### SUPPLIED TEXT
Skip to content

Harvest Guide

This guide is a work in progress (August 2022)

Harvesting Options

The BTAA Geoportal holds metadata records that point to geospatial data, maps, aerial imagery, web services, and websites hosted online by external organizations. This metadata is acquired by harvesting from the organization. Here are the most common harvesting methods:

API Harvesting or HTML Parsing

Most data portals have APIs or HTML structures that can be programmatically parsed to obtain metadata for each record.

  • DCAT enabled portals: ArcGIS Open Data Portals (HUB), Socrata portals, and some others share metadata in the DCAT standard.

  • CKAN / DKAN portals: This application uses a custom metadata schema for their API.

  • HTML Parsing: If a data portal or website does not have an API, we may be able to parse the HTML pages to obtain the metadata needed to create GeoBlacklight schema records. This is done using custom View our harvesting scripts for HTML parsing here.

Individual Geospatial Metadata Standard files

Geospatial metadata standards are expressed in the XML format, which can be parsed to extract metadata needed to create GeoBlacklight schema records. The following file types are accepted for metadata extraction and can serve as Supplemental Metadata:

  • ISO 19139 XML and FGDC XML files: They are parsed to extract metadata values for GeoBlacklight metadata using the project created Python scripts found in BTAA-Geospatial-Data-Project/parse-xml

  • ArcGIS 1.0 Metadata XML files: These records are transformed to ISO 19139 using XSLT. They are then treated the same as the ISO as described above.

Downloading Data

Some metadata is only available as part of a zipped download of the datasets. In this case, UMN staff will use scripts to batch download the records, unzip them, and process their metadata locally.

OAI-PMH

The Open Archives Initiative Protocol for Metadata Harvesting (OAI-PMH) is a framework that can be used to harvest metadata records from enabled repositories. The records are usually available as a simple Dublin Core XML format. If the protocol is not set up to include extra fields, such as the map image's download link or bounding box, this method may not be sufficient on its own.

Spreadsheets

Administrators for university repositories for scanned maps or data can often export metadata into a spreadsheet, especially for Dublin Core. This method is preferred, because the University IT professionals and librarians can control which fields to export, and because transformations by the Metadata Coordinator are not necessary. The B1G Map Template shows all of the fields needed for GeoBlacklight.

MARC files The best way to transfer this type of metadata is to send a single file containing multiple records in the .MRC or MARC XML format. The Metadata Coordinator will use MarcEdit or XML parsing to transform the records to GeoBlacklight using the project-designated MARC to GBL crosswalk, but Team Members can specify preferences.

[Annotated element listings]
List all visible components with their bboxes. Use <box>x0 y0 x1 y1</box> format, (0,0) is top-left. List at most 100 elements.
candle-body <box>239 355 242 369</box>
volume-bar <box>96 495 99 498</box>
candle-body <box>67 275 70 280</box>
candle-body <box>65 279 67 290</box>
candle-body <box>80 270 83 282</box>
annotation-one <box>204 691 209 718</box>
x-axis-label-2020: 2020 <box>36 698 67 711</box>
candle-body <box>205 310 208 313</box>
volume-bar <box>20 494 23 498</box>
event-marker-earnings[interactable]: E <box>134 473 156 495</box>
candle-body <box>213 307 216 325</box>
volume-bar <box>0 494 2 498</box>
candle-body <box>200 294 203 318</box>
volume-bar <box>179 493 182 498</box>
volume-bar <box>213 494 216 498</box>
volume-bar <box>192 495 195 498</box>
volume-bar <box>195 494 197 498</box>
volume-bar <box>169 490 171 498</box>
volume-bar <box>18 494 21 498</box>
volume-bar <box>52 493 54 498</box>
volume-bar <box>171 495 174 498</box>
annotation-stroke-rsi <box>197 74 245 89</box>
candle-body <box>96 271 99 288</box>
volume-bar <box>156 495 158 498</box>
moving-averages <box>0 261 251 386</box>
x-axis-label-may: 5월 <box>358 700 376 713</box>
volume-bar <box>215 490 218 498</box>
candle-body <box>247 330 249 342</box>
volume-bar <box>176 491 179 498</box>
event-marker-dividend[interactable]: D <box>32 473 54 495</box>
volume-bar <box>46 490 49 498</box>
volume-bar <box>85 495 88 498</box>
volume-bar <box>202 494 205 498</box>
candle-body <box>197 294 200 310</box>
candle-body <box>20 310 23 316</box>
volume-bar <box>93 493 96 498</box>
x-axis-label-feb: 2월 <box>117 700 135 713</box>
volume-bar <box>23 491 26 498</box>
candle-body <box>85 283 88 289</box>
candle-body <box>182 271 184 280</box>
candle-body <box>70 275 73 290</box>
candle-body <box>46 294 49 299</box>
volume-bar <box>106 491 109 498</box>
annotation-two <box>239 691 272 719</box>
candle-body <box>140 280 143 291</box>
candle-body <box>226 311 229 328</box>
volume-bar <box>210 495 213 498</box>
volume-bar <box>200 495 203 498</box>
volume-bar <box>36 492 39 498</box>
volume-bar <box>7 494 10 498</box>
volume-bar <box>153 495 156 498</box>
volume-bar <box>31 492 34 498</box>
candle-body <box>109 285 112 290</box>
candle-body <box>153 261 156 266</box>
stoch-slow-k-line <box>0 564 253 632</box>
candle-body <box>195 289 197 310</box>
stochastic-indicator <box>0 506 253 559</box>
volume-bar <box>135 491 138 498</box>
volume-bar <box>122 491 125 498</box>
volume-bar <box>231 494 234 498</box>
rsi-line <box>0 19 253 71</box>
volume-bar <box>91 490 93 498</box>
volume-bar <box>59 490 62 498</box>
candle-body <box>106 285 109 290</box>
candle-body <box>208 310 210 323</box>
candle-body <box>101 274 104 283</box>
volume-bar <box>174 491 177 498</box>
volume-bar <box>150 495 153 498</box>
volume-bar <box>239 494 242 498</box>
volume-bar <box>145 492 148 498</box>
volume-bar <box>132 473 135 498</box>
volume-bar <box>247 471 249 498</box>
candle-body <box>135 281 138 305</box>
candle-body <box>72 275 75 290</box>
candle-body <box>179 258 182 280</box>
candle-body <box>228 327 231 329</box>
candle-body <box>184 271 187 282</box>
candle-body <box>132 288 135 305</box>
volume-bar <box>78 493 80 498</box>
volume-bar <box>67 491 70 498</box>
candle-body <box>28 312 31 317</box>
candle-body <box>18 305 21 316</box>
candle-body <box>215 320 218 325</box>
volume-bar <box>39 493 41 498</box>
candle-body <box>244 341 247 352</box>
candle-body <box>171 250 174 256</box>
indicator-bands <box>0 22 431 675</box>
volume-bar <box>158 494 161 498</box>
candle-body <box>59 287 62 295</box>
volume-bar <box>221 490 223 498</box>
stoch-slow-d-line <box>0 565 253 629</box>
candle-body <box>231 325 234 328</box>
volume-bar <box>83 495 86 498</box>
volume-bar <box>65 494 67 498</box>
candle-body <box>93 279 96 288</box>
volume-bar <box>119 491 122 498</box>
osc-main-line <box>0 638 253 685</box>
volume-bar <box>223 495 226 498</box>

### WORK TO DO
a) Please condense the harvest guide's paragraph beginning "The Open Archives Initiative Protocol" into a short bulleted list that keeps its main facts.
b) Write the next part of the harvest guide, picking up after its final sentence.

### ANSWERS TO THE TASKS
a)
- OAI-PMH (Open Archives Initiative Protocol for Metadata Harvesting) is a framework for harvesting metadata records from enabled repositories.
- The records usually come in a simple Dublin Core XML format.
- If the protocol is not set up to include extra fields, such as the map image's download link or bounding box, this method may not be enough on its own.

b)
DCAT Harvesting

DCAT stands for Data Catalog, which is a standard schema and vocabulary to organize datasets and data services. This is typically accessed by appending “/data.json” to the end of the portal’s base URL. View our harvesting scripts for DCAT enabled portals here.

We normally harvest the DCAT portals once a month to compare the JSON files with latest reaccession, add the new records into our geoportal, and also retire the deleted records as well. By saying records, we only want to harvest data types that are either Datasets or Imagery.

GitHub Repository:

This repository stores up-to-date harvest script as well as the basic portal information. It also stores the historic harvest data and harvest report (without manual edits). Remember to pull down the latest repo to your local machine before regular reaccession. Here're some import files or folders:

  • arcPortals.csv includes the details about each portal that will be used for metadata construction every time.

  • harvest.py is written in Python and mainly does the following jobs:

    1. Request the JSON by portal and store them to local folder jsons
    2. For each portal, compare the new JSON with the latest one from last reaccession, and output the new records as well as the deleted records.
      • For new records, create the metadata by following the dcat metadata format and write into one CSV report called allNewItems_yyyymmdd.csv and store in the folder reports.
      • For deleted records, we only need to know their IDs rather the metadata, so that write all retired records' ID into one CSV called allDeletedItems_yyyymmdd.csv and store in reports as well.
    3. Test the download links from allNewItems_yyyymmdd.csv to check if valid. If it is valid, calculate and add the file size for this new record. Test again if it is not. Leave a message in the Title field for manual test later.
    4. Populate spatial coverage based on bounding box for each record in allNewItems_yyyymmdd.csv.
    5. Check duplicated records by same tile and bounding box, or same ID. If duplicates exist, leave a message in the Title field for manual delete later.
  • retired_items_GEOMG.ipynb is to retire the deleted records on GEOMG, change them to unpublished and set the retire date by Python script.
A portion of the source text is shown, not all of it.